Retype the records below exactly as they appear.

[DATA ROWS]:
○ ○ ○
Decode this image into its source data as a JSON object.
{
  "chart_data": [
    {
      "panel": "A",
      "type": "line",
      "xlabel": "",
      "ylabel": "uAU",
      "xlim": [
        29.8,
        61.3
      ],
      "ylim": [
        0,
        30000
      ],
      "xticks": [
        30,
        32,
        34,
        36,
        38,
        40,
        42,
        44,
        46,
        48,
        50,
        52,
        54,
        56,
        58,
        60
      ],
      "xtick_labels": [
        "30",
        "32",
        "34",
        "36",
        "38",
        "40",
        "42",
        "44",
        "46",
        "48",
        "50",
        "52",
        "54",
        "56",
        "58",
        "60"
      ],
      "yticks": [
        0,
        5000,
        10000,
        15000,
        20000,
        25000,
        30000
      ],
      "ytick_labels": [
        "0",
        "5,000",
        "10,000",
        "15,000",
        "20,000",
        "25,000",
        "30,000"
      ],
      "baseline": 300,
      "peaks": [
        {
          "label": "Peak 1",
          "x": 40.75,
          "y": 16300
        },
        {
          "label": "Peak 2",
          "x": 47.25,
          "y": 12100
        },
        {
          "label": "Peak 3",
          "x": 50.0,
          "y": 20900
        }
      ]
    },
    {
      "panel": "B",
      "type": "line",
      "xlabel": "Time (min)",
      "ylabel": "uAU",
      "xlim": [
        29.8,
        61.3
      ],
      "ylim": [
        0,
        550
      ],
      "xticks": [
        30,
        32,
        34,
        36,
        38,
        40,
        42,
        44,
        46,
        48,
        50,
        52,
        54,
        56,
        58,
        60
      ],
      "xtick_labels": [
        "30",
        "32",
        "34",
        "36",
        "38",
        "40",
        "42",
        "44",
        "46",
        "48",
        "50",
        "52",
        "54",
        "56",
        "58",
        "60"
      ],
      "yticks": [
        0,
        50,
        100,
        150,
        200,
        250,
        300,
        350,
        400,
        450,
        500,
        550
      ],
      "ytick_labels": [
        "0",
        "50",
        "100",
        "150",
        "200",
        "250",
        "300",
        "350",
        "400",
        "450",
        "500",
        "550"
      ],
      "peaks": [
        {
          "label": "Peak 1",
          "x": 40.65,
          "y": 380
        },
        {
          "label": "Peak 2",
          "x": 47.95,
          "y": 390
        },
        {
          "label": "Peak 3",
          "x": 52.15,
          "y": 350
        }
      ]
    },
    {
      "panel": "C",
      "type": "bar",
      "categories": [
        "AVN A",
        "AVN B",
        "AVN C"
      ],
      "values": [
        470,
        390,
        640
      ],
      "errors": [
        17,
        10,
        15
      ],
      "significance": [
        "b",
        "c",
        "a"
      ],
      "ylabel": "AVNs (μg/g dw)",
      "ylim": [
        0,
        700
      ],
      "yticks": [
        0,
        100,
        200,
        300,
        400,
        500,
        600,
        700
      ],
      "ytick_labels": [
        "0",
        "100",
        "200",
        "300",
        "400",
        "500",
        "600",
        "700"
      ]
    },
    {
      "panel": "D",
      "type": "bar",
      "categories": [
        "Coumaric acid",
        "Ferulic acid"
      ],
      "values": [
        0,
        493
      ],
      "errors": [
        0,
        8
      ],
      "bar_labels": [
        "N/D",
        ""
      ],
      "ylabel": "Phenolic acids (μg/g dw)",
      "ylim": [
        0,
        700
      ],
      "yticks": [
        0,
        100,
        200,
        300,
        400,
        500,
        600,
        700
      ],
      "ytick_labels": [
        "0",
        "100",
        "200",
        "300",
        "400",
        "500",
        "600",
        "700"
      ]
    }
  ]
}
○ ○ ○
[ANSWER TO THE TASK]:
Decode this image into its source data as a JSON object.
{
  "chart_data": [
    {
      "panel": "A",
      "type": "line",
      "xlabel": "",
      "ylabel": "uAU",
      "xlim": [
        29.8,
        61.3
      ],
      "ylim": [
        0,
        30000
      ],
      "xticks": [
        30,
        32,
        34,
        36,
        38,
        40,
        42,
        44,
        46,
        48,
        50,
        52,
        54,
        56,
        58,
        60
      ],
      "xtick_labels": [
        "30",
        "32",
        "34",
        "36",
        "38",
        "40",
        "42",
        "44",
        "46",
        "48",
        "50",
        "52",
        "54",
        "56",
        "58",
        "60"
      ],
      "yticks": [
        0,
        5000,
        10000,
        15000,
        20000,
        25000,
        30000
      ],
      "ytick_labels": [
        "0",
        "5,000",
        "10,000",
        "15,000",
        "20,000",
        "25,000",
        "30,000"
      ],
      "baseline": 300,
      "peaks": [
        {
          "label": "Peak 1",
          "x": 40.75,
          "y": 16300
        },
        {
          "label": "Peak 2",
          "x": 47.25,
          "y": 12100
        },
        {
          "label": "Peak 3",
          "x": 50.0,
          "y": 20900
        }
      ]
    },
    {
      "panel": "B",
      "type": "line",
      "xlabel": "Time (min)",
      "ylabel": "uAU",
      "xlim": [
        29.8,
        61.3
      ],
      "ylim": [
        0,
        550
      ],
      "xticks": [
        30,
        32,
        34,
        36,
        38,
        40,
        42,
        44,
        46,
        48,
        50,
        52,
        54,
        56,
        58,
        60
      ],
      "xtick_labels": [
        "30",
        "32",
        "34",
        "36",
        "38",
        "40",
        "42",
        "44",
        "46",
        "48",
        "50",
        "52",
        "54",
        "56",
        "58",
        "60"
      ],
      "yticks": [
        0,
        50,
        100,
        150,
        200,
        250,
        300,
        350,
        400,
        450,
        500,
        550
      ],
      "ytick_labels": [
        "0",
        "50",
        "100",
        "150",
        "200",
        "250",
        "300",
        "350",
        "400",
        "450",
        "500",
        "550"
      ],
      "peaks": [
        {
          "label": "Peak 1",
          "x": 40.65,
          "y": 380
        },
        {
          "label": "Peak 2",
          "x": 47.95,
          "y": 390
        },
        {
          "label": "Peak 3",
          "x": 52.15,
          "y": 350
        }
      ]
    },
    {
      "panel": "C",
      "type": "bar",
      "categories": [
        "AVN A",
        "AVN B",
        "AVN C"
      ],
      "values": [
        470,
        390,
        640
      ],
      "errors": [
        17,
        10,
        15
      ],
      "significance": [
        "b",
        "c",
        "a"
      ],
      "ylabel": "AVNs (μg/g dw)",
      "ylim": [
        0,
        700
      ],
      "yticks": [
        0,
        100,
        200,
        300,
        400,
        500,
        600,
        700
      ],
      "ytick_labels": [
        "0",
        "100",
        "200",
        "300",
        "400",
        "500",
        "600",
        "700"
      ]
    },
    {
      "panel": "D",
      "type": "bar",
      "categories": [
        "Coumaric acid",
        "Ferulic acid"
      ],
      "values": [
        0,
        493
      ],
      "errors": [
        0,
        8
      ],
      "bar_labels": [
        "N/D",
        ""
      ],
      "ylabel": "Phenolic acids (μg/g dw)",
      "ylim": [
        0,
        700
      ],
      "yticks": [
        0,
        100,
        200,
        300,
        400,
        500,
        600,
        700
      ],
      "ytick_labels": [
        "0",
        "100",
        "200",
        "300",
        "400",
        "500",
        "600",
        "700"
      ]
    }
  ]
}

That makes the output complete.